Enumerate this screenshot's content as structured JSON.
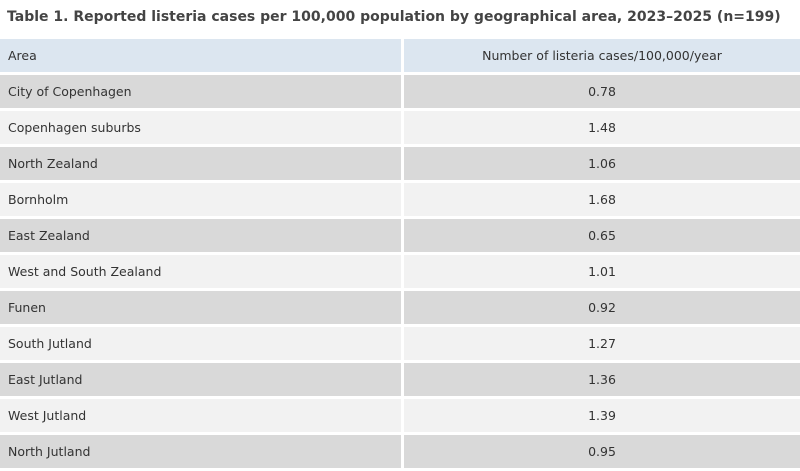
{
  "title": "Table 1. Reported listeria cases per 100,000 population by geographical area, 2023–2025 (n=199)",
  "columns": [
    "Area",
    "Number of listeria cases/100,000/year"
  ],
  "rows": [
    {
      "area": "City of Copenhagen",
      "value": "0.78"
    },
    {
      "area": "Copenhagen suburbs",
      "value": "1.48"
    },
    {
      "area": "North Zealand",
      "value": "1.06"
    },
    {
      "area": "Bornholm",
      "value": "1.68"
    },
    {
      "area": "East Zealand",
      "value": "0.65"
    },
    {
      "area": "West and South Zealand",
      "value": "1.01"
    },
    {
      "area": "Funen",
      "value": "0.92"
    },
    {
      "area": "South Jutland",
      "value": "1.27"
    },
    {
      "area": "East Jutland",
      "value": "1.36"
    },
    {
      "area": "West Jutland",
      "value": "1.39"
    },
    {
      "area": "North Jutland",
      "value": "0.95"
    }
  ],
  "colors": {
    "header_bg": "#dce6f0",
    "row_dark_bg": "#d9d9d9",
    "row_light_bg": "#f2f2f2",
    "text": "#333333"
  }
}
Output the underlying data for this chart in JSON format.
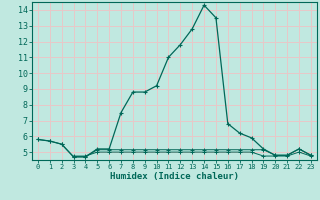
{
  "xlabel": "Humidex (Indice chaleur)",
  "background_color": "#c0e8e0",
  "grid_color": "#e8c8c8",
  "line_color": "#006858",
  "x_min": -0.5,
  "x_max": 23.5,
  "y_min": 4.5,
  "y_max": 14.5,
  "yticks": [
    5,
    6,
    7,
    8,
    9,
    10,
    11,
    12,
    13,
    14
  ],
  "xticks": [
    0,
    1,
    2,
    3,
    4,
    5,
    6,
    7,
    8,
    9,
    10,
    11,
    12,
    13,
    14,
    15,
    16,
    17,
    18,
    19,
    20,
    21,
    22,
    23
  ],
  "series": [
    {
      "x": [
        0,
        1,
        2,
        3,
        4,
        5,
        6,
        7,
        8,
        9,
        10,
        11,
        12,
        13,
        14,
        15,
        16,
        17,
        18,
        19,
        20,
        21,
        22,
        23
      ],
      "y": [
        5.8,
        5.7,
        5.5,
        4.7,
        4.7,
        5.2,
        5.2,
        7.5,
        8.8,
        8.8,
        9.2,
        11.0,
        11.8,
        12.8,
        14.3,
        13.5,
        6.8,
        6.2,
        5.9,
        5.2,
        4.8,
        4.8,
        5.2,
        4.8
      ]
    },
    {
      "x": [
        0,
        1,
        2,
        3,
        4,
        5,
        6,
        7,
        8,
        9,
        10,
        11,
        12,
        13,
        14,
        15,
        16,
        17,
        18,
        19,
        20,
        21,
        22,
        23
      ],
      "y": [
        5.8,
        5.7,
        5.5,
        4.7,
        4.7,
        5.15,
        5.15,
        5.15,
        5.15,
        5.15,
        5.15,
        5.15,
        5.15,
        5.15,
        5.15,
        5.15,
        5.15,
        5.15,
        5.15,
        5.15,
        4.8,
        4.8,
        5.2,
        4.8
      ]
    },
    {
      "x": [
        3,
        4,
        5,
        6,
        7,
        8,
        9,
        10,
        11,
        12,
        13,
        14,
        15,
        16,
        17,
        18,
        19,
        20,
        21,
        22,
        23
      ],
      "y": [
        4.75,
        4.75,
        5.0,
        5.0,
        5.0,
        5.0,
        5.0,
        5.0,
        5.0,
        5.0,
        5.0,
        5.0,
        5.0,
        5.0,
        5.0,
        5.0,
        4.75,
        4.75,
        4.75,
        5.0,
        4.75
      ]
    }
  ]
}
++++++++
Copy down every line of the material above that includes the string "Zealand".

      "area": "North Zealand",
      "area": "East Zealand",
      "area": "West and South Zealand",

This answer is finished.